### The problem
List all lines in the material below that contain "Anna".

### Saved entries
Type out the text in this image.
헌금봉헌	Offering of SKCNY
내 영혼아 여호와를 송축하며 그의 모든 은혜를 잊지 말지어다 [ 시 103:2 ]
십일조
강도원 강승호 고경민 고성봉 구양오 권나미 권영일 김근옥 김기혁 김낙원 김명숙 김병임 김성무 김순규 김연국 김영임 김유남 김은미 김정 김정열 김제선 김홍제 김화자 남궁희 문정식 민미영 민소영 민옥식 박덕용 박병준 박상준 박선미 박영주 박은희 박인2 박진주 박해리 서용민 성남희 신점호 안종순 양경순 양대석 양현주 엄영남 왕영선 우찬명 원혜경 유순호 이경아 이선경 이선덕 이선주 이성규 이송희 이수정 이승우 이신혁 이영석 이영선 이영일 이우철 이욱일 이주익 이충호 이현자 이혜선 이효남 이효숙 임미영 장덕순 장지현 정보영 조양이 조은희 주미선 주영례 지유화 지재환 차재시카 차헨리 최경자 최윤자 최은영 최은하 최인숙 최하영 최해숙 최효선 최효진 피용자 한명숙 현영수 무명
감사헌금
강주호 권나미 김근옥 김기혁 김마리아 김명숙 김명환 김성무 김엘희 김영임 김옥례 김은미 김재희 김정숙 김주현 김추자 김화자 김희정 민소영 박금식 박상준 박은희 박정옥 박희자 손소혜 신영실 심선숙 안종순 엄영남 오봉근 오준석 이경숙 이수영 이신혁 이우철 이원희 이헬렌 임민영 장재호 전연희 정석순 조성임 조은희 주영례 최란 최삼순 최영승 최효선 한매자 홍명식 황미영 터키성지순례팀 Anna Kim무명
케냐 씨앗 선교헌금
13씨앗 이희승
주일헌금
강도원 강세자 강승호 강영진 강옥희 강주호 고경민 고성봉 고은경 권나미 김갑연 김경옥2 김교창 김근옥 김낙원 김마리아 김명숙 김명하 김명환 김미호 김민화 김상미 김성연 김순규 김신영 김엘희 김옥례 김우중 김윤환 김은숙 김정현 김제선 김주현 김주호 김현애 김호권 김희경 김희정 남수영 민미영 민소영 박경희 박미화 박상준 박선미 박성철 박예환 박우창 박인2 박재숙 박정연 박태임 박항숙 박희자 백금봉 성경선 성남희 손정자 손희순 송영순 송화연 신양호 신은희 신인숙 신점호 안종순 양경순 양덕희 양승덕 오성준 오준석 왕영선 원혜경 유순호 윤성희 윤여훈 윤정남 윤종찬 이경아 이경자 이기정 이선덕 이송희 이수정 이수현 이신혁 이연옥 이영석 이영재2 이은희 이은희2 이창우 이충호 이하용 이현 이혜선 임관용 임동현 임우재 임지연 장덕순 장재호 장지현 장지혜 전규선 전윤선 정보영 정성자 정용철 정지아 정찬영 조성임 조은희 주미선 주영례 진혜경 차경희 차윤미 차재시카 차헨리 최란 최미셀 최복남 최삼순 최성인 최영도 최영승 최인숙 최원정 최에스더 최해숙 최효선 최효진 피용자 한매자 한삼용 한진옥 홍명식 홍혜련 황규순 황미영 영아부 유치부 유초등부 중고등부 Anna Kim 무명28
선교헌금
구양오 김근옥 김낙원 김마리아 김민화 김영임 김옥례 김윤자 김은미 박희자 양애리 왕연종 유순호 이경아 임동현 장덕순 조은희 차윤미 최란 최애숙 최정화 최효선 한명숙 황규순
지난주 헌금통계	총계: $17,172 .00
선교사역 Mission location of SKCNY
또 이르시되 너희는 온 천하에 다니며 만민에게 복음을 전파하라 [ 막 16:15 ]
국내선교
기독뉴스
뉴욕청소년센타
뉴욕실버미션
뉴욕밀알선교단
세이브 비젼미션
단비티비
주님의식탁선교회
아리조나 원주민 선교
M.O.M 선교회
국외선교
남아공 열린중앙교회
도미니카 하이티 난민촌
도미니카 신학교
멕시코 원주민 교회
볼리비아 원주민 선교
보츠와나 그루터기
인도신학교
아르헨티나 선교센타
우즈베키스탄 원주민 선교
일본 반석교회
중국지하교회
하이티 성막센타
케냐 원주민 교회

### Finished exercise
강주호 권나미 김근옥 김기혁 김마리아 김명숙 김명환 김성무 김엘희 김영임 김옥례 김은미 김재희 김정숙 김주현 김추자 김화자 김희정 민소영 박금식 박상준 박은희 박정옥 박희자 손소혜 신영실 심선숙 안종순 엄영남 오봉근 오준석 이경숙 이수영 이신혁 이우철 이원희 이헬렌 임민영 장재호 전연희 정석순 조성임 조은희 주영례 최란 최삼순 최영승 최효선 한매자 홍명식 황미영 터키성지순례팀 Anna Kim무명
강도원 강세자 강승호 강영진 강옥희 강주호 고경민 고성봉 고은경 권나미 김갑연 김경옥2 김교창 김근옥 김낙원 김마리아 김명숙 김명하 김명환 김미호 김민화 김상미 김성연 김순규 김신영 김엘희 김옥례 김우중 김윤환 김은숙 김정현 김제선 김주현 김주호 김현애 김호권 김희경 김희정 남수영 민미영 민소영 박경희 박미화 박상준 박선미 박성철 박예환 박우창 박인2 박재숙 박정연 박태임 박항숙 박희자 백금봉 성경선 성남희 손정자 손희순 송영순 송화연 신양호 신은희 신인숙 신점호 안종순 양경순 양덕희 양승덕 오성준 오준석 왕영선 원혜경 유순호 윤성희 윤여훈 윤정남 윤종찬 이경아 이경자 이기정 이선덕 이송희 이수정 이수현 이신혁 이연옥 이영석 이영재2 이은희 이은희2 이창우 이충호 이하용 이현 이혜선 임관용 임동현 임우재 임지연 장덕순 장재호 장지현 장지혜 전규선 전윤선 정보영 정성자 정용철 정지아 정찬영 조성임 조은희 주미선 주영례 진혜경 차경희 차윤미 차재시카 차헨리 최란 최미셀 최복남 최삼순 최성인 최영도 최영승 최인숙 최원정 최에스더 최해숙 최효선 최효진 피용자 한매자 한삼용 한진옥 홍명식 홍혜련 황규순 황미영 영아부 유치부 유초등부 중고등부 Anna Kim 무명28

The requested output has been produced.